List each line of the data that holds the string "have".

* [DATA PROVIDED]:
start
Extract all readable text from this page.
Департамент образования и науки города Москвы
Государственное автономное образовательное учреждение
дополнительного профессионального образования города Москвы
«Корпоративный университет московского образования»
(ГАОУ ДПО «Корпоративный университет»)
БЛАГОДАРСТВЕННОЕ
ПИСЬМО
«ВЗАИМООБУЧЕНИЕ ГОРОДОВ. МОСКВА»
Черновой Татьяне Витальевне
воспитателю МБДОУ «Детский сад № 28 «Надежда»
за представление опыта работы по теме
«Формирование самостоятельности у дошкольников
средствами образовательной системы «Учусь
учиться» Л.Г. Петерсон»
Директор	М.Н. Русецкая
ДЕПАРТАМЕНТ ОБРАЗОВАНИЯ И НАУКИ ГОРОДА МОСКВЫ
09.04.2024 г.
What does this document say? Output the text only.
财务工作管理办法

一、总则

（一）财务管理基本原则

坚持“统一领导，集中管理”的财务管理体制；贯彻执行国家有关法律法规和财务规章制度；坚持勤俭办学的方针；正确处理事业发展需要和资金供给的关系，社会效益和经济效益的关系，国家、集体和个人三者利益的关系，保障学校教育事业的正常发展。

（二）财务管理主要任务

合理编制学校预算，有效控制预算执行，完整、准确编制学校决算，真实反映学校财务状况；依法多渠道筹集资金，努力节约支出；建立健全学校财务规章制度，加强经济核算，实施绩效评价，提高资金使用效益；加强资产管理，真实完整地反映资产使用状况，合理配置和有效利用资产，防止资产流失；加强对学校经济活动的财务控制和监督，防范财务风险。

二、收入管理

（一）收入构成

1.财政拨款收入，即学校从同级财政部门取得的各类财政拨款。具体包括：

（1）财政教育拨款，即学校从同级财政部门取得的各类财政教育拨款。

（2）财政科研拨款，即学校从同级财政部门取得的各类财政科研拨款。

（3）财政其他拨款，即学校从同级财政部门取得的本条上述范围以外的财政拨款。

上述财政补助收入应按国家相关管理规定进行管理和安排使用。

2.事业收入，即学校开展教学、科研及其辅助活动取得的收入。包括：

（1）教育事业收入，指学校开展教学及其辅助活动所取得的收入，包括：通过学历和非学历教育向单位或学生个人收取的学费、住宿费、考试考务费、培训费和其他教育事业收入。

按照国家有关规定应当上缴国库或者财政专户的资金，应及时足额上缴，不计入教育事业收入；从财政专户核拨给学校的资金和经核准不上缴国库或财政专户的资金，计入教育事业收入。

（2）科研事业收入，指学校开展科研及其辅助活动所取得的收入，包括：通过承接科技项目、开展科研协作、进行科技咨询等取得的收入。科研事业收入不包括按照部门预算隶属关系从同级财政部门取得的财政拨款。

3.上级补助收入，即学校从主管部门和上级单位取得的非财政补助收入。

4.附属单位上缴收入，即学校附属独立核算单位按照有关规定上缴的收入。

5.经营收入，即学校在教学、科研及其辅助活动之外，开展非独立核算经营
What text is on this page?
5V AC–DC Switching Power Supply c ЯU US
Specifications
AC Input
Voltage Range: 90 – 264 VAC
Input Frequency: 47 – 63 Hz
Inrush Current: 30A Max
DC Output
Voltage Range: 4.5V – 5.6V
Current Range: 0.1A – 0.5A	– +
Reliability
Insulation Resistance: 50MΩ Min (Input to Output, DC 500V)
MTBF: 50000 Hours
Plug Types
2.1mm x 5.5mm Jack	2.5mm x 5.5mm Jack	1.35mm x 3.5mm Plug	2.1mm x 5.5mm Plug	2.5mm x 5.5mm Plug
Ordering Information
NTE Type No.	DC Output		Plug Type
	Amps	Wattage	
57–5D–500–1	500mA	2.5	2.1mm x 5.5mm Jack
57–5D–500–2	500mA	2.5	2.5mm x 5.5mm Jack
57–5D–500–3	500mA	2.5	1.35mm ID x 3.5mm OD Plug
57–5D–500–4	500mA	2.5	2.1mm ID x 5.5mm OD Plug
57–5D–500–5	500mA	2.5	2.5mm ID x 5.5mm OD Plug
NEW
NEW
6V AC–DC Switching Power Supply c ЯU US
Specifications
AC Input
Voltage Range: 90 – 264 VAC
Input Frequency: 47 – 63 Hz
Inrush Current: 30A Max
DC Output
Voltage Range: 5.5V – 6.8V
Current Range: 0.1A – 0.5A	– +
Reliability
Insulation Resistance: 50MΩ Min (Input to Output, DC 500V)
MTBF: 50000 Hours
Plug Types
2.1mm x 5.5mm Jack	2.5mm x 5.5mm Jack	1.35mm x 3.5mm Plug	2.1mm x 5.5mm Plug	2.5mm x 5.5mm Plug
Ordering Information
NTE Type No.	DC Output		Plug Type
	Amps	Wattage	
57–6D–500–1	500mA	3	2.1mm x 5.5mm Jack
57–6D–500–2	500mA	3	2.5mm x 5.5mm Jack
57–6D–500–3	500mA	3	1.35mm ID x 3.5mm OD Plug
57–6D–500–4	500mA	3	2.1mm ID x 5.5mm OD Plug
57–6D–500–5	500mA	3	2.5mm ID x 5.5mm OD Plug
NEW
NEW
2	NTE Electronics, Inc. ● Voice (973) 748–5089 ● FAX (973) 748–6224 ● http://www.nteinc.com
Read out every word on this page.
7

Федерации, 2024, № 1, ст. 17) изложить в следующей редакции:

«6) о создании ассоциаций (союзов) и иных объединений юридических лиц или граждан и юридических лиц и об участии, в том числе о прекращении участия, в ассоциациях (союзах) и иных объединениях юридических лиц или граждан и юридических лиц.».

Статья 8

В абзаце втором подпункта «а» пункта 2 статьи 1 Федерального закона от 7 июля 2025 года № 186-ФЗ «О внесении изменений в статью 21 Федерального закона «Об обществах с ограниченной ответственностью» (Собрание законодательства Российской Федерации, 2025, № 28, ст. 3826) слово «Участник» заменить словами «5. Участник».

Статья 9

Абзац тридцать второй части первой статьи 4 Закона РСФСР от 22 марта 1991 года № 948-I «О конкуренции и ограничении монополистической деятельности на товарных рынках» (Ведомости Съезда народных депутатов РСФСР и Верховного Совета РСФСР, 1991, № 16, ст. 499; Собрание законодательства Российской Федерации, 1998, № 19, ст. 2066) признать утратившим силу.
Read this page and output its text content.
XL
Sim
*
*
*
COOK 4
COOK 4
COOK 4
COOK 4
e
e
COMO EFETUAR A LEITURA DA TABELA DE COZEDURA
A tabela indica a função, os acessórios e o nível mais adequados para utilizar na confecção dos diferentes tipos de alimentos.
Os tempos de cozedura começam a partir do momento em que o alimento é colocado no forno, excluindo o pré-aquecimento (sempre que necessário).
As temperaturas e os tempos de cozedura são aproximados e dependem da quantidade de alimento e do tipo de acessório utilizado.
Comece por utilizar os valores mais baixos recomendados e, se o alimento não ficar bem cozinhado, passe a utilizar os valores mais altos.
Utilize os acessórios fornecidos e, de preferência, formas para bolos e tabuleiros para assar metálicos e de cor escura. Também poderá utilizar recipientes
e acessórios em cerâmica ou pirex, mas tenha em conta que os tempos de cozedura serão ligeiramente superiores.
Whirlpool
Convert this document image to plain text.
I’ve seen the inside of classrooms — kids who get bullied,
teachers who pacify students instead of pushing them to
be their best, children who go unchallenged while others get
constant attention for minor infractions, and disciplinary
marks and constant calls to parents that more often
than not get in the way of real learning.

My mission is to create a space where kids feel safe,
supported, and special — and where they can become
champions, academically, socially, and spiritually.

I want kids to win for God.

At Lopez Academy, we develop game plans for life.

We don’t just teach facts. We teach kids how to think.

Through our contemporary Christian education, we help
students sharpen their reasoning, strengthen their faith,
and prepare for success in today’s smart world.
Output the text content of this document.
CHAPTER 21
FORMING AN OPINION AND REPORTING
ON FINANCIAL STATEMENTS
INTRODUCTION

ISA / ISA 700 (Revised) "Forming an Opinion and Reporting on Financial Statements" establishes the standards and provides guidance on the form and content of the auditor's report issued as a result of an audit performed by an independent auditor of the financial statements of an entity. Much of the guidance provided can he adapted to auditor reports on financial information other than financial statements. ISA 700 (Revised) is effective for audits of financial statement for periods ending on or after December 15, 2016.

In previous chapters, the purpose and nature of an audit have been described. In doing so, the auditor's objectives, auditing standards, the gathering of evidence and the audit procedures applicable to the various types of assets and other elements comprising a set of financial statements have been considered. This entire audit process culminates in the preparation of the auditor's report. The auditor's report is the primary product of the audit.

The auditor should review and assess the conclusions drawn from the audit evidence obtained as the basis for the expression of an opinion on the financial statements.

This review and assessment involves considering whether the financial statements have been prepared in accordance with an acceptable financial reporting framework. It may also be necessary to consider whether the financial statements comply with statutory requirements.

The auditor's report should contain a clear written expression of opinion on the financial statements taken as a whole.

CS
end
* [TASK RESULT]:
In previous chapters, the purpose and nature of an audit have been described. In doing so, the auditor's objectives, auditing standards, the gathering of evidence and the audit procedures applicable to the various types of assets and other elements comprising a set of financial statements have been considered. This entire audit process culminates in the preparation of the auditor's report. The auditor's report is the primary product of the audit.
This review and assessment involves considering whether the financial statements have been prepared in accordance with an acceptable financial reporting framework. It may also be necessary to consider whether the financial statements comply with statutory requirements.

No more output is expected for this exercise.